» Direction
Using the data below, tally the lines that include the string "Issue". Only the number is wanted.

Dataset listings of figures
+++

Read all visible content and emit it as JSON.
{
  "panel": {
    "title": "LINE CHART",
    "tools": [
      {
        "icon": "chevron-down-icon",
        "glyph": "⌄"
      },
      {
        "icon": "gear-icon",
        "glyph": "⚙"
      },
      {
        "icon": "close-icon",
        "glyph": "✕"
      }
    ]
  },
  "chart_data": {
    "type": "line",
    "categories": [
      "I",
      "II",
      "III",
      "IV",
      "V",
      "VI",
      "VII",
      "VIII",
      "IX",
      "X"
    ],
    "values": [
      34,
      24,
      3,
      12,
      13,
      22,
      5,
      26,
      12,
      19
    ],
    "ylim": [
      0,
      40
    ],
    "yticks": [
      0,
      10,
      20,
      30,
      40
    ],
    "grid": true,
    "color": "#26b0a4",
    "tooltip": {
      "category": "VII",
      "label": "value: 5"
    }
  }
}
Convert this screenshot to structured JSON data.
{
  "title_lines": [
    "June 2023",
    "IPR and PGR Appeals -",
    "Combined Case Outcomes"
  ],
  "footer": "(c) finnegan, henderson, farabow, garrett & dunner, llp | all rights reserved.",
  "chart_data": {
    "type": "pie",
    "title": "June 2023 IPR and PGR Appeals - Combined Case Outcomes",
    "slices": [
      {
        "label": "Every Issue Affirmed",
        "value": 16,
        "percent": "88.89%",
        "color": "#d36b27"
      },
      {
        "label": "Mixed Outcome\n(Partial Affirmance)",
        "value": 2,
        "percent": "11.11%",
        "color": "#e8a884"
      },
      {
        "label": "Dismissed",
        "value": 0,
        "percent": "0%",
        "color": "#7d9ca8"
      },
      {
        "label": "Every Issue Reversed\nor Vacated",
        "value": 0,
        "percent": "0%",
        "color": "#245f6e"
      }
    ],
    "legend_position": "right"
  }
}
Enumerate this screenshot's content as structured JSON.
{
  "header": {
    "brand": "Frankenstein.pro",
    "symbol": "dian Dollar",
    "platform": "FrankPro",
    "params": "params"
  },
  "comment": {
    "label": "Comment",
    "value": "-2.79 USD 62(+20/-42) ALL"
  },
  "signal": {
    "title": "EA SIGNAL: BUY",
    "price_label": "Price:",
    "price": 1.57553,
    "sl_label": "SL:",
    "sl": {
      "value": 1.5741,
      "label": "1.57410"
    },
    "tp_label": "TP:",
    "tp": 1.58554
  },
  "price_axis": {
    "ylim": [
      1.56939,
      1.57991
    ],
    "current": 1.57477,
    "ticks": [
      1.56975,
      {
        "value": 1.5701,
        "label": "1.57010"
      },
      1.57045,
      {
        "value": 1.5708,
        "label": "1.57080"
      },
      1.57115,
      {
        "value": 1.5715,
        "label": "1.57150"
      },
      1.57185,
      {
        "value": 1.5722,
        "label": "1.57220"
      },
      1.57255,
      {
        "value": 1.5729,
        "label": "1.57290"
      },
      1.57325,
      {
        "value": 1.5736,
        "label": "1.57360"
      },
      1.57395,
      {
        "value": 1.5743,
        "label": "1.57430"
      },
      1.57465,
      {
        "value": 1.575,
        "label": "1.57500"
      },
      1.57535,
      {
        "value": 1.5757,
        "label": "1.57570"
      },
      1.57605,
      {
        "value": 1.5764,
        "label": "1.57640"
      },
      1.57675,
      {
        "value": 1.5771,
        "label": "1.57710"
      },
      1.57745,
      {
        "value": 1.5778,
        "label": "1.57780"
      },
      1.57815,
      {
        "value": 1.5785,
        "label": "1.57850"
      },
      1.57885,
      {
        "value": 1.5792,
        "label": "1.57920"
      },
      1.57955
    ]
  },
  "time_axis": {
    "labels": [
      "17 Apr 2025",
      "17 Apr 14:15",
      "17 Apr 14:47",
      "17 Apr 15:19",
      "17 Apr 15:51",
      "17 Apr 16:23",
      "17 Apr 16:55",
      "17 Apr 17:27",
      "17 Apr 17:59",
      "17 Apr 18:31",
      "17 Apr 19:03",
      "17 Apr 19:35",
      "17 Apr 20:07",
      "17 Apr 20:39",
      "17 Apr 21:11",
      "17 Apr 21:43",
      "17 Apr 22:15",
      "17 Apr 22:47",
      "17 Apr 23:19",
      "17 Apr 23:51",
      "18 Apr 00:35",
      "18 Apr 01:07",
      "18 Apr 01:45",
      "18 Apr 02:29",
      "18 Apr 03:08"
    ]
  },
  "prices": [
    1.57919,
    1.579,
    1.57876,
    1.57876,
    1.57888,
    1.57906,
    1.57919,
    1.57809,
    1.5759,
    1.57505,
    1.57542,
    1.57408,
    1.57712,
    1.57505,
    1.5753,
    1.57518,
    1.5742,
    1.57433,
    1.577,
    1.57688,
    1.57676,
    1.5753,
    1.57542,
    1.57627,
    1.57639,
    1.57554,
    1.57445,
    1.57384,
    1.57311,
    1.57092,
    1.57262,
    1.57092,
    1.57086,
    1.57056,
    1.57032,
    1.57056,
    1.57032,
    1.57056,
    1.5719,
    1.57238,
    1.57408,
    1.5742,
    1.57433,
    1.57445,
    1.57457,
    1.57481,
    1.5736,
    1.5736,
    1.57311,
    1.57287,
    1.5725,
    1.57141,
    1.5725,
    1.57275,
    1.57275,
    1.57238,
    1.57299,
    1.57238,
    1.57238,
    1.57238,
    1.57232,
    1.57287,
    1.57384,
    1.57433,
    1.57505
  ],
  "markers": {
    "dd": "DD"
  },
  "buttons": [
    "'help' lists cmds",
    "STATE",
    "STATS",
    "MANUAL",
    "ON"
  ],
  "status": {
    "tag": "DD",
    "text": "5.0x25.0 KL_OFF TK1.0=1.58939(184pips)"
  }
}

+++

» Answer for the task
2